#### [Task objective]
All of the material below is to be restated word for word, apart from the pictures.

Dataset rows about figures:
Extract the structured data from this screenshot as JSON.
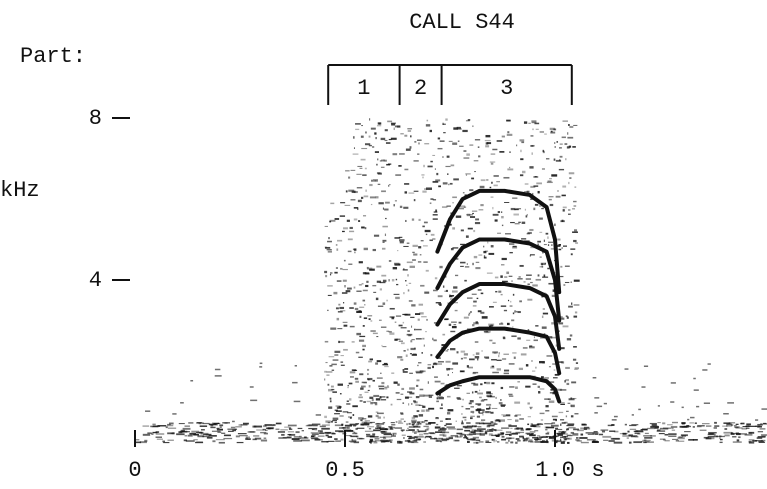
{
  "chart_data": {
    "type": "spectrogram",
    "title": "CALL S44",
    "parts_label": "Part:",
    "parts": [
      {
        "label": "1",
        "start": 0.46,
        "end": 0.63
      },
      {
        "label": "2",
        "start": 0.63,
        "end": 0.73
      },
      {
        "label": "3",
        "start": 0.73,
        "end": 1.04
      }
    ],
    "ylabel": "kHz",
    "xlabel": "s",
    "xlim": [
      0,
      1.5
    ],
    "xticks": [
      0,
      0.5,
      {
        "value": 1,
        "label": "1.0"
      }
    ],
    "ylim": [
      0,
      9
    ],
    "yticks": [
      4,
      8
    ],
    "color": "#111111",
    "series": [
      {
        "x": [
          0.72,
          0.75,
          0.78,
          0.82,
          0.88,
          0.94,
          0.98,
          1.0,
          1.01
        ],
        "values": [
          4.7,
          5.5,
          6.0,
          6.2,
          6.2,
          6.1,
          5.8,
          5.0,
          3.7
        ]
      },
      {
        "x": [
          0.72,
          0.75,
          0.78,
          0.82,
          0.88,
          0.94,
          0.98,
          1.0,
          1.01
        ],
        "values": [
          3.8,
          4.4,
          4.8,
          5.0,
          5.0,
          4.9,
          4.7,
          4.0,
          3.0
        ]
      },
      {
        "x": [
          0.72,
          0.75,
          0.78,
          0.82,
          0.88,
          0.94,
          0.98,
          1.0,
          1.01
        ],
        "values": [
          2.9,
          3.4,
          3.7,
          3.9,
          3.9,
          3.8,
          3.6,
          3.1,
          2.3
        ]
      },
      {
        "x": [
          0.72,
          0.75,
          0.78,
          0.82,
          0.88,
          0.94,
          0.98,
          1.0,
          1.01
        ],
        "values": [
          2.1,
          2.5,
          2.7,
          2.8,
          2.8,
          2.7,
          2.6,
          2.2,
          1.7
        ]
      },
      {
        "x": [
          0.72,
          0.75,
          0.78,
          0.82,
          0.88,
          0.94,
          0.98,
          1.0,
          1.01
        ],
        "values": [
          1.2,
          1.4,
          1.5,
          1.6,
          1.6,
          1.6,
          1.5,
          1.3,
          1.0
        ]
      }
    ]
  }
}
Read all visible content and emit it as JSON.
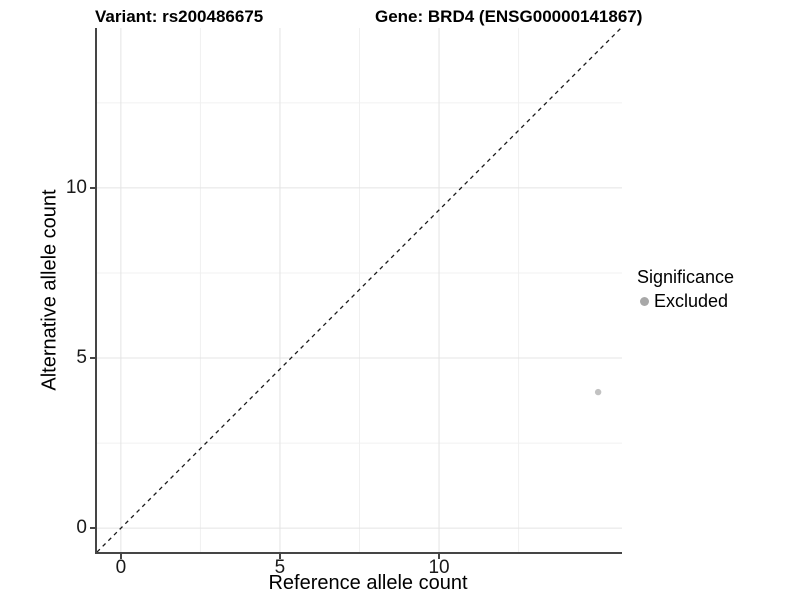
{
  "figure": {
    "title_left": "Variant: rs200486675",
    "title_right": "Gene: BRD4 (ENSG00000141867)"
  },
  "legend": {
    "title": "Significance",
    "items": [
      {
        "label": "Excluded",
        "color": "#a8a8a8"
      }
    ]
  },
  "chart_data": {
    "type": "scatter",
    "title": "Variant: rs200486675    Gene: BRD4 (ENSG00000141867)",
    "xlabel": "Reference allele count",
    "ylabel": "Alternative allele count",
    "xlim": [
      -0.75,
      15.75
    ],
    "ylim": [
      -0.7,
      14.7
    ],
    "x_major_ticks": [
      0,
      5,
      10
    ],
    "x_minor_gridlines": [
      2.5,
      7.5,
      12.5
    ],
    "y_major_ticks": [
      0,
      5,
      10
    ],
    "y_minor_gridlines": [
      2.5,
      7.5,
      12.5
    ],
    "grid": "major+minor",
    "legend_position": "right",
    "series": [
      {
        "name": "Excluded",
        "points": [
          {
            "x": 15,
            "y": 4
          }
        ]
      }
    ],
    "abline": {
      "slope": 1,
      "intercept": 0,
      "linetype": "dashed"
    },
    "colors": {
      "point": "#c2c2c2",
      "abline": "#1a1a1a",
      "grid_major": "#e4e4e4",
      "grid_minor": "#f0f0f0",
      "axis_line": "#454545",
      "tick_text": "#1a1a1a"
    }
  }
}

#### [Response]
Extract the structured data from this screenshot as JSON.
{
  "chart_data": {
    "type": "spectrogram",
    "title": "CALL S44",
    "parts_label": "Part:",
    "parts": [
      {
        "label": "1",
        "start": 0.46,
        "end": 0.63
      },
      {
        "label": "2",
        "start": 0.63,
        "end": 0.73
      },
      {
        "label": "3",
        "start": 0.73,
        "end": 1.04
      }
    ],
    "ylabel": "kHz",
    "xlabel": "s",
    "xlim": [
      0,
      1.5
    ],
    "xticks": [
      0,
      0.5,
      {
        "value": 1,
        "label": "1.0"
      }
    ],
    "ylim": [
      0,
      9
    ],
    "yticks": [
      4,
      8
    ],
    "color": "#111111",
    "series": [
      {
        "x": [
          0.72,
          0.75,
          0.78,
          0.82,
          0.88,
          0.94,
          0.98,
          1.0,
          1.01
        ],
        "values": [
          4.7,
          5.5,
          6.0,
          6.2,
          6.2,
          6.1,
          5.8,
          5.0,
          3.7
        ]
      },
      {
        "x": [
          0.72,
          0.75,
          0.78,
          0.82,
          0.88,
          0.94,
          0.98,
          1.0,
          1.01
        ],
        "values": [
          3.8,
          4.4,
          4.8,
          5.0,
          5.0,
          4.9,
          4.7,
          4.0,
          3.0
        ]
      },
      {
        "x": [
          0.72,
          0.75,
          0.78,
          0.82,
          0.88,
          0.94,
          0.98,
          1.0,
          1.01
        ],
        "values": [
          2.9,
          3.4,
          3.7,
          3.9,
          3.9,
          3.8,
          3.6,
          3.1,
          2.3
        ]
      },
      {
        "x": [
          0.72,
          0.75,
          0.78,
          0.82,
          0.88,
          0.94,
          0.98,
          1.0,
          1.01
        ],
        "values": [
          2.1,
          2.5,
          2.7,
          2.8,
          2.8,
          2.7,
          2.6,
          2.2,
          1.7
        ]
      },
      {
        "x": [
          0.72,
          0.75,
          0.78,
          0.82,
          0.88,
          0.94,
          0.98,
          1.0,
          1.01
        ],
        "values": [
          1.2,
          1.4,
          1.5,
          1.6,
          1.6,
          1.6,
          1.5,
          1.3,
          1.0
        ]
      }
    ]
  }
}
Read all visible content and emit it as JSON.
{
  "figure": {
    "title_left": "Variant: rs200486675",
    "title_right": "Gene: BRD4 (ENSG00000141867)"
  },
  "legend": {
    "title": "Significance",
    "items": [
      {
        "label": "Excluded",
        "color": "#a8a8a8"
      }
    ]
  },
  "chart_data": {
    "type": "scatter",
    "title": "Variant: rs200486675    Gene: BRD4 (ENSG00000141867)",
    "xlabel": "Reference allele count",
    "ylabel": "Alternative allele count",
    "xlim": [
      -0.75,
      15.75
    ],
    "ylim": [
      -0.7,
      14.7
    ],
    "x_major_ticks": [
      0,
      5,
      10
    ],
    "x_minor_gridlines": [
      2.5,
      7.5,
      12.5
    ],
    "y_major_ticks": [
      0,
      5,
      10
    ],
    "y_minor_gridlines": [
      2.5,
      7.5,
      12.5
    ],
    "grid": "major+minor",
    "legend_position": "right",
    "series": [
      {
        "name": "Excluded",
        "points": [
          {
            "x": 15,
            "y": 4
          }
        ]
      }
    ],
    "abline": {
      "slope": 1,
      "intercept": 0,
      "linetype": "dashed"
    },
    "colors": {
      "point": "#c2c2c2",
      "abline": "#1a1a1a",
      "grid_major": "#e4e4e4",
      "grid_minor": "#f0f0f0",
      "axis_line": "#454545",
      "tick_text": "#1a1a1a"
    }
  }
}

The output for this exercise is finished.